→ Task brief
Write out every entry exactly as given, but omit the pictures.

—————

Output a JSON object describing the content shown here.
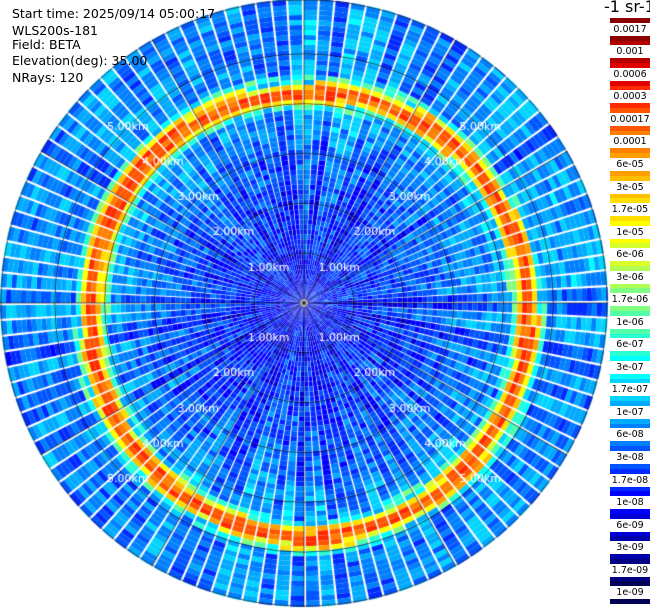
{
  "header": {
    "start_time": "Start time: 2025/09/14 05:00:17",
    "instrument": "WLS200s-181",
    "field": "Field: BETA",
    "elevation": "Elevation(deg): 35.00",
    "nrays": "NRays: 120"
  },
  "colorbar": {
    "title": "-1 sr-1",
    "levels": [
      {
        "label": "0.0017",
        "color": "#8b0000"
      },
      {
        "label": "0.001",
        "color": "#b40000"
      },
      {
        "label": "0.0006",
        "color": "#e00000"
      },
      {
        "label": "0.0003",
        "color": "#ff2a00"
      },
      {
        "label": "0.00017",
        "color": "#ff5500"
      },
      {
        "label": "0.0001",
        "color": "#ff7f00"
      },
      {
        "label": "6e-05",
        "color": "#ff9f00"
      },
      {
        "label": "3e-05",
        "color": "#ffbf00"
      },
      {
        "label": "1.7e-05",
        "color": "#ffdf00"
      },
      {
        "label": "1e-05",
        "color": "#ffff00"
      },
      {
        "label": "6e-06",
        "color": "#d8ff2a"
      },
      {
        "label": "3e-06",
        "color": "#b0ff55"
      },
      {
        "label": "1.7e-06",
        "color": "#80ff80"
      },
      {
        "label": "1e-06",
        "color": "#55ffaa"
      },
      {
        "label": "6e-07",
        "color": "#2affd4"
      },
      {
        "label": "3e-07",
        "color": "#00ffff"
      },
      {
        "label": "1.7e-07",
        "color": "#00d4ff"
      },
      {
        "label": "1e-07",
        "color": "#00aaff"
      },
      {
        "label": "6e-08",
        "color": "#0080ff"
      },
      {
        "label": "3e-08",
        "color": "#0055ff"
      },
      {
        "label": "1.7e-08",
        "color": "#002aff"
      },
      {
        "label": "1e-08",
        "color": "#0000ff"
      },
      {
        "label": "6e-09",
        "color": "#0000d4"
      },
      {
        "label": "3e-09",
        "color": "#0000aa"
      },
      {
        "label": "1.7e-09",
        "color": "#000080"
      },
      {
        "label": "1e-09",
        "color": "#000055"
      }
    ]
  },
  "chart_data": {
    "type": "heatmap",
    "projection": "polar",
    "field": "BETA",
    "elevation_deg": 35.0,
    "n_rays": 120,
    "range_rings_km": [
      1,
      2,
      3,
      4,
      5
    ],
    "ring_labels": [
      "1.00km",
      "2.00km",
      "3.00km",
      "4.00km",
      "5.00km"
    ],
    "max_range_km": 6.1,
    "gate_km": 0.1,
    "spoke_azimuths_deg": [
      0,
      30,
      60,
      90,
      120,
      150,
      180,
      210,
      240,
      270,
      300,
      330
    ],
    "label_azimuths_deg": [
      45,
      135,
      225,
      315
    ],
    "enhanced_layer_km": {
      "north": 4.15,
      "east": 4.45,
      "south": 4.7,
      "west": 4.2,
      "peak_value": "0.0003"
    },
    "near_field_value": "1e-08",
    "outer_field_value": "1e-07"
  }
}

—————

→ Correct response
Output a JSON object describing the content shown here.
{
  "header": {
    "start_time": "Start time: 2025/09/14 05:00:17",
    "instrument": "WLS200s-181",
    "field": "Field: BETA",
    "elevation": "Elevation(deg): 35.00",
    "nrays": "NRays: 120"
  },
  "colorbar": {
    "title": "-1 sr-1",
    "levels": [
      {
        "label": "0.0017",
        "color": "#8b0000"
      },
      {
        "label": "0.001",
        "color": "#b40000"
      },
      {
        "label": "0.0006",
        "color": "#e00000"
      },
      {
        "label": "0.0003",
        "color": "#ff2a00"
      },
      {
        "label": "0.00017",
        "color": "#ff5500"
      },
      {
        "label": "0.0001",
        "color": "#ff7f00"
      },
      {
        "label": "6e-05",
        "color": "#ff9f00"
      },
      {
        "label": "3e-05",
        "color": "#ffbf00"
      },
      {
        "label": "1.7e-05",
        "color": "#ffdf00"
      },
      {
        "label": "1e-05",
        "color": "#ffff00"
      },
      {
        "label": "6e-06",
        "color": "#d8ff2a"
      },
      {
        "label": "3e-06",
        "color": "#b0ff55"
      },
      {
        "label": "1.7e-06",
        "color": "#80ff80"
      },
      {
        "label": "1e-06",
        "color": "#55ffaa"
      },
      {
        "label": "6e-07",
        "color": "#2affd4"
      },
      {
        "label": "3e-07",
        "color": "#00ffff"
      },
      {
        "label": "1.7e-07",
        "color": "#00d4ff"
      },
      {
        "label": "1e-07",
        "color": "#00aaff"
      },
      {
        "label": "6e-08",
        "color": "#0080ff"
      },
      {
        "label": "3e-08",
        "color": "#0055ff"
      },
      {
        "label": "1.7e-08",
        "color": "#002aff"
      },
      {
        "label": "1e-08",
        "color": "#0000ff"
      },
      {
        "label": "6e-09",
        "color": "#0000d4"
      },
      {
        "label": "3e-09",
        "color": "#0000aa"
      },
      {
        "label": "1.7e-09",
        "color": "#000080"
      },
      {
        "label": "1e-09",
        "color": "#000055"
      }
    ]
  },
  "chart_data": {
    "type": "heatmap",
    "projection": "polar",
    "field": "BETA",
    "elevation_deg": 35.0,
    "n_rays": 120,
    "range_rings_km": [
      1,
      2,
      3,
      4,
      5
    ],
    "ring_labels": [
      "1.00km",
      "2.00km",
      "3.00km",
      "4.00km",
      "5.00km"
    ],
    "max_range_km": 6.1,
    "gate_km": 0.1,
    "spoke_azimuths_deg": [
      0,
      30,
      60,
      90,
      120,
      150,
      180,
      210,
      240,
      270,
      300,
      330
    ],
    "label_azimuths_deg": [
      45,
      135,
      225,
      315
    ],
    "enhanced_layer_km": {
      "north": 4.15,
      "east": 4.45,
      "south": 4.7,
      "west": 4.2,
      "peak_value": "0.0003"
    },
    "near_field_value": "1e-08",
    "outer_field_value": "1e-07"
  }
}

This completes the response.